Transcribe the whole listing below without changing a word, but leave out every image.

───── Raw data ─────

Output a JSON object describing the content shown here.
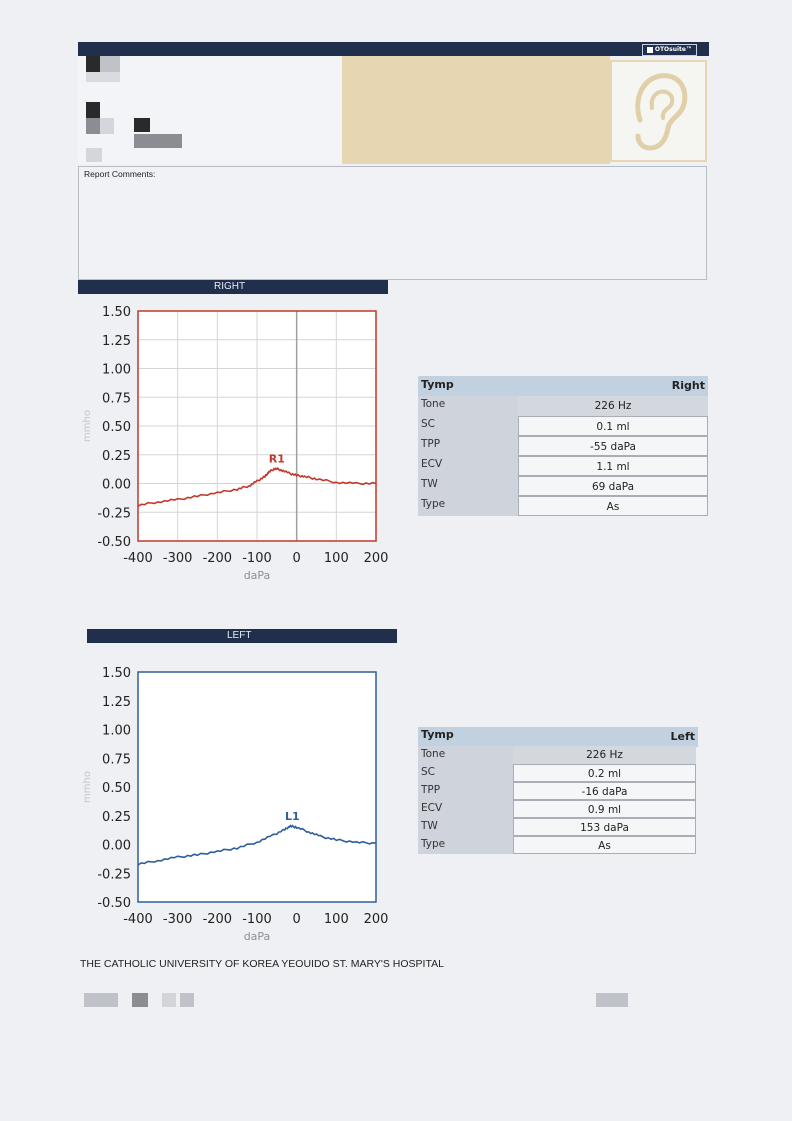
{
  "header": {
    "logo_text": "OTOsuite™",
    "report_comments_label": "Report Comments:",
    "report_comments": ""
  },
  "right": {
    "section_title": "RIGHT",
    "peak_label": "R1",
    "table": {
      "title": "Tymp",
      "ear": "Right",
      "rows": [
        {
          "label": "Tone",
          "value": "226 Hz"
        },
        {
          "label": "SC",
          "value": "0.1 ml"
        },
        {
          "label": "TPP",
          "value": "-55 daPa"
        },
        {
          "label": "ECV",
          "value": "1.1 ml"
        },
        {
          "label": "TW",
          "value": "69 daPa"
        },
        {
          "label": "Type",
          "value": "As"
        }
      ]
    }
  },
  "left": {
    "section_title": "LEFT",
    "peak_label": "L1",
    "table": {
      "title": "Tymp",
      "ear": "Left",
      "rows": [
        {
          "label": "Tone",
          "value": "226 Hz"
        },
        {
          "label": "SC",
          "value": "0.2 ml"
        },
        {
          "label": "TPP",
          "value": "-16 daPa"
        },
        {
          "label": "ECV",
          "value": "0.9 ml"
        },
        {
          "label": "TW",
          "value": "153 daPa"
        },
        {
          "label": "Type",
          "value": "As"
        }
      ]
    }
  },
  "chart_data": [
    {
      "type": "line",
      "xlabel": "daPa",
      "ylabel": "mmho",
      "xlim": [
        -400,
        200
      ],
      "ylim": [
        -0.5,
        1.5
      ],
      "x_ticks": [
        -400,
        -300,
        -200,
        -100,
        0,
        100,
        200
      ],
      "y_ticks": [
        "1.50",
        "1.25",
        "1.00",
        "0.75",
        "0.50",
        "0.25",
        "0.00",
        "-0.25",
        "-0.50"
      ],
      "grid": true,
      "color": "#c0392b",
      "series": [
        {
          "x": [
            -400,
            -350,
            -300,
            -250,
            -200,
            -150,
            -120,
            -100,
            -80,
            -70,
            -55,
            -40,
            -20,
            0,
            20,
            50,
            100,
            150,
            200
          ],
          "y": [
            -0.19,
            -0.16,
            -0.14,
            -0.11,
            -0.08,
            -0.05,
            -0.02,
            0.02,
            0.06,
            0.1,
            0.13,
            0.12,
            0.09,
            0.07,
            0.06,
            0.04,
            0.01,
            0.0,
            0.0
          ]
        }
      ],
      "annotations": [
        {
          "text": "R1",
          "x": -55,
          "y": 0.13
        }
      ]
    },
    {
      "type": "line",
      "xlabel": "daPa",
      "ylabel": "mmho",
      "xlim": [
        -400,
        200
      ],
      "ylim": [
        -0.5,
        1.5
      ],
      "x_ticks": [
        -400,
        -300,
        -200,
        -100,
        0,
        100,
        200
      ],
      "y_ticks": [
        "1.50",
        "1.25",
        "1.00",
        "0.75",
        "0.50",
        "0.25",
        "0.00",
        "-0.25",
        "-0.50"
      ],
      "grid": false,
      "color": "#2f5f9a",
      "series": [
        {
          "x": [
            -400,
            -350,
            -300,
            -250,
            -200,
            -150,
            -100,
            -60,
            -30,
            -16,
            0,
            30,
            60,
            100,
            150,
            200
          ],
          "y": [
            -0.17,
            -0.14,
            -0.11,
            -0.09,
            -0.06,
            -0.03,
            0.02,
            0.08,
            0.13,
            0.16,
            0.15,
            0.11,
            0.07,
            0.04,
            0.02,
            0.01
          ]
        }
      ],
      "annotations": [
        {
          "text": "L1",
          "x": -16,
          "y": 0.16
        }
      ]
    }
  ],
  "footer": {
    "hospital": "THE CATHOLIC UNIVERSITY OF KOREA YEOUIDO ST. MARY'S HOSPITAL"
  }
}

─────

:: Result of the task ::
Output a JSON object describing the content shown here.
{
  "header": {
    "logo_text": "OTOsuite™",
    "report_comments_label": "Report Comments:",
    "report_comments": ""
  },
  "right": {
    "section_title": "RIGHT",
    "peak_label": "R1",
    "table": {
      "title": "Tymp",
      "ear": "Right",
      "rows": [
        {
          "label": "Tone",
          "value": "226 Hz"
        },
        {
          "label": "SC",
          "value": "0.1 ml"
        },
        {
          "label": "TPP",
          "value": "-55 daPa"
        },
        {
          "label": "ECV",
          "value": "1.1 ml"
        },
        {
          "label": "TW",
          "value": "69 daPa"
        },
        {
          "label": "Type",
          "value": "As"
        }
      ]
    }
  },
  "left": {
    "section_title": "LEFT",
    "peak_label": "L1",
    "table": {
      "title": "Tymp",
      "ear": "Left",
      "rows": [
        {
          "label": "Tone",
          "value": "226 Hz"
        },
        {
          "label": "SC",
          "value": "0.2 ml"
        },
        {
          "label": "TPP",
          "value": "-16 daPa"
        },
        {
          "label": "ECV",
          "value": "0.9 ml"
        },
        {
          "label": "TW",
          "value": "153 daPa"
        },
        {
          "label": "Type",
          "value": "As"
        }
      ]
    }
  },
  "chart_data": [
    {
      "type": "line",
      "xlabel": "daPa",
      "ylabel": "mmho",
      "xlim": [
        -400,
        200
      ],
      "ylim": [
        -0.5,
        1.5
      ],
      "x_ticks": [
        -400,
        -300,
        -200,
        -100,
        0,
        100,
        200
      ],
      "y_ticks": [
        "1.50",
        "1.25",
        "1.00",
        "0.75",
        "0.50",
        "0.25",
        "0.00",
        "-0.25",
        "-0.50"
      ],
      "grid": true,
      "color": "#c0392b",
      "series": [
        {
          "x": [
            -400,
            -350,
            -300,
            -250,
            -200,
            -150,
            -120,
            -100,
            -80,
            -70,
            -55,
            -40,
            -20,
            0,
            20,
            50,
            100,
            150,
            200
          ],
          "y": [
            -0.19,
            -0.16,
            -0.14,
            -0.11,
            -0.08,
            -0.05,
            -0.02,
            0.02,
            0.06,
            0.1,
            0.13,
            0.12,
            0.09,
            0.07,
            0.06,
            0.04,
            0.01,
            0.0,
            0.0
          ]
        }
      ],
      "annotations": [
        {
          "text": "R1",
          "x": -55,
          "y": 0.13
        }
      ]
    },
    {
      "type": "line",
      "xlabel": "daPa",
      "ylabel": "mmho",
      "xlim": [
        -400,
        200
      ],
      "ylim": [
        -0.5,
        1.5
      ],
      "x_ticks": [
        -400,
        -300,
        -200,
        -100,
        0,
        100,
        200
      ],
      "y_ticks": [
        "1.50",
        "1.25",
        "1.00",
        "0.75",
        "0.50",
        "0.25",
        "0.00",
        "-0.25",
        "-0.50"
      ],
      "grid": false,
      "color": "#2f5f9a",
      "series": [
        {
          "x": [
            -400,
            -350,
            -300,
            -250,
            -200,
            -150,
            -100,
            -60,
            -30,
            -16,
            0,
            30,
            60,
            100,
            150,
            200
          ],
          "y": [
            -0.17,
            -0.14,
            -0.11,
            -0.09,
            -0.06,
            -0.03,
            0.02,
            0.08,
            0.13,
            0.16,
            0.15,
            0.11,
            0.07,
            0.04,
            0.02,
            0.01
          ]
        }
      ],
      "annotations": [
        {
          "text": "L1",
          "x": -16,
          "y": 0.16
        }
      ]
    }
  ],
  "footer": {
    "hospital": "THE CATHOLIC UNIVERSITY OF KOREA YEOUIDO ST. MARY'S HOSPITAL"
  }
}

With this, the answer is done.